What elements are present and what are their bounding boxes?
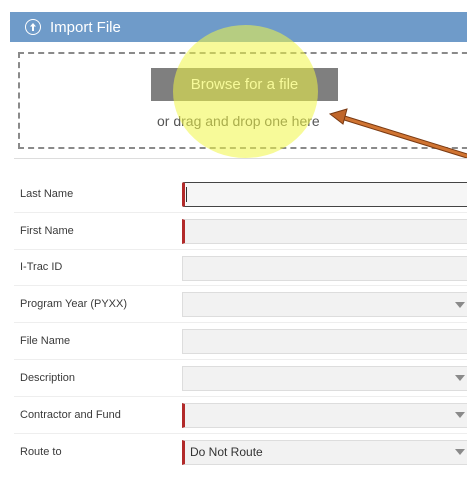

--

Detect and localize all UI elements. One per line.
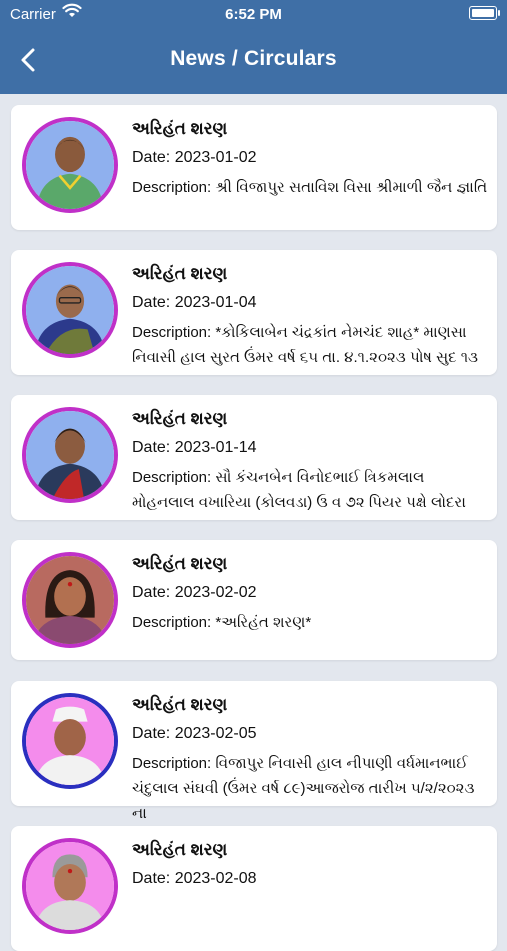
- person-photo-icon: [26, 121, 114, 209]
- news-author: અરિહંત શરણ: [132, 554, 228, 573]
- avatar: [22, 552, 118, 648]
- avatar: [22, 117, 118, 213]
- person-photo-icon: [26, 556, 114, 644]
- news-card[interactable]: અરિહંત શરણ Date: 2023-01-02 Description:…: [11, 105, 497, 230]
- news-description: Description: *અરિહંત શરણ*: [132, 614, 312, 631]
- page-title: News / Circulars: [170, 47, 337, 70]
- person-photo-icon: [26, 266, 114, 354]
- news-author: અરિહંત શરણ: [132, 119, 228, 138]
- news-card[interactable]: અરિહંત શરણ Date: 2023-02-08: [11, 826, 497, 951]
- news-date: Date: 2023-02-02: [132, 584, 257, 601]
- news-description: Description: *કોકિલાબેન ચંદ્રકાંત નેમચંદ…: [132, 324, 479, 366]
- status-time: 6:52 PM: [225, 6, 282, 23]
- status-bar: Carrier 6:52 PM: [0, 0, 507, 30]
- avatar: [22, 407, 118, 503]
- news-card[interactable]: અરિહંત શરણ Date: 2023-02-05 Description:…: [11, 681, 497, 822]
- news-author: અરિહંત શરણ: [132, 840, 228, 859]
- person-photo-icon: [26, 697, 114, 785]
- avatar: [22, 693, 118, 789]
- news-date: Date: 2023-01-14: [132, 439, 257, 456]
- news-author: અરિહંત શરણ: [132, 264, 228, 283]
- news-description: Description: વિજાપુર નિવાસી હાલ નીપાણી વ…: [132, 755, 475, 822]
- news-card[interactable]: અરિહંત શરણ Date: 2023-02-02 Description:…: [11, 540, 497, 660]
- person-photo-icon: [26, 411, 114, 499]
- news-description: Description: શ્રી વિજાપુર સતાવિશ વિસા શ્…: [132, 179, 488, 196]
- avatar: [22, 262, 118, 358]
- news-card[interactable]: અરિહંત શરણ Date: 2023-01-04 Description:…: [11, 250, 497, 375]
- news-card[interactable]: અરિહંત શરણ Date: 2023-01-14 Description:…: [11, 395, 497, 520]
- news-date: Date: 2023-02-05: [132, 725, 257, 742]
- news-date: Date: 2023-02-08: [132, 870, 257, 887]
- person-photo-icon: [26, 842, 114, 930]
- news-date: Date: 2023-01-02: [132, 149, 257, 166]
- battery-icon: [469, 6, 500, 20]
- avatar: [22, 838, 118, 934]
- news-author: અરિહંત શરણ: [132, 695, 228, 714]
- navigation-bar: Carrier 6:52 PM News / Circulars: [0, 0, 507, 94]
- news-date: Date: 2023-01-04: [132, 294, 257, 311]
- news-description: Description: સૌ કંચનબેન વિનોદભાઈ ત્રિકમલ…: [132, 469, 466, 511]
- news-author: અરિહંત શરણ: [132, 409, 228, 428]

--

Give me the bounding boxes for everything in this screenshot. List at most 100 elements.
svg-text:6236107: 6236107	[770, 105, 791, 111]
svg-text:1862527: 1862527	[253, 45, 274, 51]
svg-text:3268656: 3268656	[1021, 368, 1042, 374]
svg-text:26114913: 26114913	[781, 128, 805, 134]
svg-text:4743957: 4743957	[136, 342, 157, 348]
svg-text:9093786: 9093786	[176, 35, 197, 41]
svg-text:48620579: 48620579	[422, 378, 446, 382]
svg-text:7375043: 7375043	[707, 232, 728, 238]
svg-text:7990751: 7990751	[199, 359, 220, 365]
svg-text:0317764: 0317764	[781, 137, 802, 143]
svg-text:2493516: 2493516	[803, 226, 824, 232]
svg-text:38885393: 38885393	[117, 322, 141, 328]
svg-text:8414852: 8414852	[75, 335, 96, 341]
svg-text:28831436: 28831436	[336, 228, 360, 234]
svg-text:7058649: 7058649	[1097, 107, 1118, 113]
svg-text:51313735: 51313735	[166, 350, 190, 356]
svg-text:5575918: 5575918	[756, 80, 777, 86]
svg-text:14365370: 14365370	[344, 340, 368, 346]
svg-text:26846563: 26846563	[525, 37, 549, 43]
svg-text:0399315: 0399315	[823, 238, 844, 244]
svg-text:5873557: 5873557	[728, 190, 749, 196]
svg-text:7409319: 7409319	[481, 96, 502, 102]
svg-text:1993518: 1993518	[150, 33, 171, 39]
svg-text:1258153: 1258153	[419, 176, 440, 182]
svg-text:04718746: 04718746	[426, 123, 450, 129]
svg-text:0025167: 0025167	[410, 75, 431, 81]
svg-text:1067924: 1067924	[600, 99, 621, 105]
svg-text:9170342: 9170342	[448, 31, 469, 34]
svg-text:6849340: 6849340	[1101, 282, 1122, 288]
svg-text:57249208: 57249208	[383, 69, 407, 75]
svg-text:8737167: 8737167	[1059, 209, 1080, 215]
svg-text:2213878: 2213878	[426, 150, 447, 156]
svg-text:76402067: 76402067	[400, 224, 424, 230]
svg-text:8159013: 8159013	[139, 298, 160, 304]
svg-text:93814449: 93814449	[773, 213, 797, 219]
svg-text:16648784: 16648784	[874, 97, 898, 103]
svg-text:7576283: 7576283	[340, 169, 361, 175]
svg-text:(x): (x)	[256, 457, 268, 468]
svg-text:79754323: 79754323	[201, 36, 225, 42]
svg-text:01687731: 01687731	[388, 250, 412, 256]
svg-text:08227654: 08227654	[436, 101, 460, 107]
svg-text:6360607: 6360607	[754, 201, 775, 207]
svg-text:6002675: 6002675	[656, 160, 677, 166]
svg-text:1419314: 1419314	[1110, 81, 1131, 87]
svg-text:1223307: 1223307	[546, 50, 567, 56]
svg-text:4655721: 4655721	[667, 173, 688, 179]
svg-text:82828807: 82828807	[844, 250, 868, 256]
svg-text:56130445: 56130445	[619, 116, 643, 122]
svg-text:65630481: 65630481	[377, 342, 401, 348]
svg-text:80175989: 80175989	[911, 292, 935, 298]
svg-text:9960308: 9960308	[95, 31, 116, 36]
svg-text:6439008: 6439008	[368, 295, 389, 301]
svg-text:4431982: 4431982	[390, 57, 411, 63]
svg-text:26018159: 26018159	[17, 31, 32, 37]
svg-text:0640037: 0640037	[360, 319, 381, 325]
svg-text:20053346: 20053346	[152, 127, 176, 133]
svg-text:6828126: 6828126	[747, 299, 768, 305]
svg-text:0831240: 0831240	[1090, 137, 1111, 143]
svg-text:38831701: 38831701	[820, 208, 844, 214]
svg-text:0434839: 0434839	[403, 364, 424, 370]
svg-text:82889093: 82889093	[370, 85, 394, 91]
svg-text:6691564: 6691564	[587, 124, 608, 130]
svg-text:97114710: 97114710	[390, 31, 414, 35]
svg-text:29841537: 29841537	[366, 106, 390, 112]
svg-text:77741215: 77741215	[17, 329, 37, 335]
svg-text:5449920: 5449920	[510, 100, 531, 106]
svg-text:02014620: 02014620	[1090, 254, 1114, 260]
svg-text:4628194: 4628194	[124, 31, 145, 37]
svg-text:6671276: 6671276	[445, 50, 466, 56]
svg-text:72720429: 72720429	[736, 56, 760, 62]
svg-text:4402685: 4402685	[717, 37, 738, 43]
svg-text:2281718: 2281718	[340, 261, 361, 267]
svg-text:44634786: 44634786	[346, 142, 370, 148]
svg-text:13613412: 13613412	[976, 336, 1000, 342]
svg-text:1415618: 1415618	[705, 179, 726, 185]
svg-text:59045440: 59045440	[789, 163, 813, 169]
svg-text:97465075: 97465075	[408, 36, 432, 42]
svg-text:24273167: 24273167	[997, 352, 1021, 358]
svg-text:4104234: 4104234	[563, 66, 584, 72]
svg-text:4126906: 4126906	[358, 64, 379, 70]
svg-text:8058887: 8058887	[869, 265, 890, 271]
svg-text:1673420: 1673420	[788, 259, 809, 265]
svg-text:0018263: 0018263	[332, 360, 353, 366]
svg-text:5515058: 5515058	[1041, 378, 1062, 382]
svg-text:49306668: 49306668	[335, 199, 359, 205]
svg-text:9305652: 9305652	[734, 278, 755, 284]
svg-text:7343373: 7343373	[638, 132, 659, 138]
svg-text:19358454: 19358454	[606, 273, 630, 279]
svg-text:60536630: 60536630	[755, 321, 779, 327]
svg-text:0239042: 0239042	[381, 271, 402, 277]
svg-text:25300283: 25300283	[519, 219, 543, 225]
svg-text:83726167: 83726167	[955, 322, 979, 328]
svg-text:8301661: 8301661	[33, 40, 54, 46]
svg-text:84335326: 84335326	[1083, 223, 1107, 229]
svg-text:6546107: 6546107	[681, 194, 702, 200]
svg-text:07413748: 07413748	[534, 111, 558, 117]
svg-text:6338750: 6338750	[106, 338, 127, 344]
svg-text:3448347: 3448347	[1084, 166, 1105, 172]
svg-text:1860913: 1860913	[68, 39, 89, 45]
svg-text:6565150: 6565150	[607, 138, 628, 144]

» **Instructions to follow**
Format everything in the data above, from the line containing "Detect and localize" down to the line containing "- person-photo-icon: [26, 556, 114, 644]", as a numbered list, skipping blank lines and leaving out any pictures.

» **Reply to the task**
1. Detect and localize all UI elements. One per line.
2. - person-photo-icon: [26, 121, 114, 209]
3. - news-author: અરિહંત શરણ: [132, 554, 228, 573]
4. - avatar: [22, 552, 118, 648]
5. - avatar: [22, 117, 118, 213]
6. - person-photo-icon: [26, 556, 114, 644]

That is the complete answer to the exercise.